_GOAL 1_
Repeat every one of the records below word for word, leaving out the pictures.

_EXTRACTED TEXT_
○ ○ ○ ○
3D FACE MODEL CONSTRUCTION METHOD

Info

Publication number: 20100134487
Type: Application
Filed: Jan 6, 2009
Publication Date: Jun 3, 2010
Inventors: Shang-Hong Lai (Hsinchu), Shu-Fan Wang (Hsinchu)
Application Number: 12/349,190

Abstract

A 3D face model construction method is disclosed herein, which includes a training step and a face model reconstruction step. In the training step, a neutral shape model is built from multiple training faces, and a manifold-based approach is proposed for processing 3D expression deformation data of training faces in 2D manifold space. In the face model reconstruction step, first, a 2D face image is entered and a 3D face model is initialized. Then, texture, illumination and shape of the model are optimized until error converges. The present invention enables reconstruction of a 3D face model from a single face image, reducing the complexity for building the 3D face model by processing high dimensional 3D expression deformation data in a low dimensional manifold space, and removal or substituting an expression by a learned expression for the reconstructed 3D model built from the 2D image.

Description

Description

BACKGROUND OF THE INVENTION

1. Field of the Invention

The present invention relates to a 3D face model construction method, particularly a method which can reconstruct a 3D face model with the associated expressional deformation from a single 2D face image with facial expression.

2. Description of the Related Art

Facial recognition technology is one of the popular researches in the field of computer image and biometric recognition. The main challenge of 2D facial recognition is the varying facial expressions under different poses. To overcome such problem, many developed algorithms require enormous amount of training data under different head poses. However, in practice, it is fairly difficult to collect 2D face images under accurate head pose.
○ ○ ○ ○
_GOAL 2_
Quote the 3D face model patent text from "BACKGROUND OF THE" to "with facial expression.".
○ ○ ○ ○
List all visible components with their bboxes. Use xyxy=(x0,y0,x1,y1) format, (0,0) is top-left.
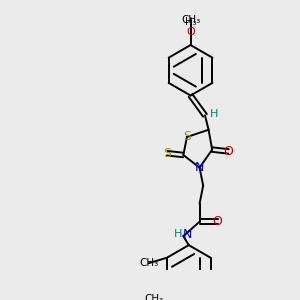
Text: H: H xyxy=(210,109,218,118)
Text: O: O xyxy=(213,215,223,228)
Text: N: N xyxy=(182,228,192,241)
Text: CH₃: CH₃ xyxy=(145,294,164,300)
Text: H: H xyxy=(174,229,182,239)
Text: O: O xyxy=(186,27,195,38)
Text: CH₃: CH₃ xyxy=(139,258,158,268)
Text: H₃: H₃ xyxy=(185,16,196,27)
Text: N: N xyxy=(195,161,204,174)
Text: O: O xyxy=(224,145,233,158)
Text: CH₃: CH₃ xyxy=(181,15,200,25)
Text: S: S xyxy=(183,130,191,143)
Text: S: S xyxy=(163,147,171,160)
○ ○ ○ ○
_EXERCISE RESULT 1_
List all visible components with their bboxes. Use xyxy=(x0,y0,x1,y1) format, (0,0) is top-left.
Text: H: H xyxy=(210,109,218,118)
Text: O: O xyxy=(213,215,223,228)
Text: N: N xyxy=(182,228,192,241)
Text: CH₃: CH₃ xyxy=(145,294,164,300)
Text: H: H xyxy=(174,229,182,239)
Text: O: O xyxy=(186,27,195,38)
Text: CH₃: CH₃ xyxy=(139,258,158,268)
Text: H₃: H₃ xyxy=(185,16,196,27)
Text: N: N xyxy=(195,161,204,174)
Text: O: O xyxy=(224,145,233,158)
Text: CH₃: CH₃ xyxy=(181,15,200,25)
Text: S: S xyxy=(183,130,191,143)
Text: S: S xyxy=(163,147,171,160)

_EXERCISE RESULT 2_
BACKGROUND OF THE INVENTION

1. Field of the Invention

The present invention relates to a 3D face model construction method, particularly a method which can reconstruct a 3D face model with the associated expressional deformation from a single 2D face image with facial expression.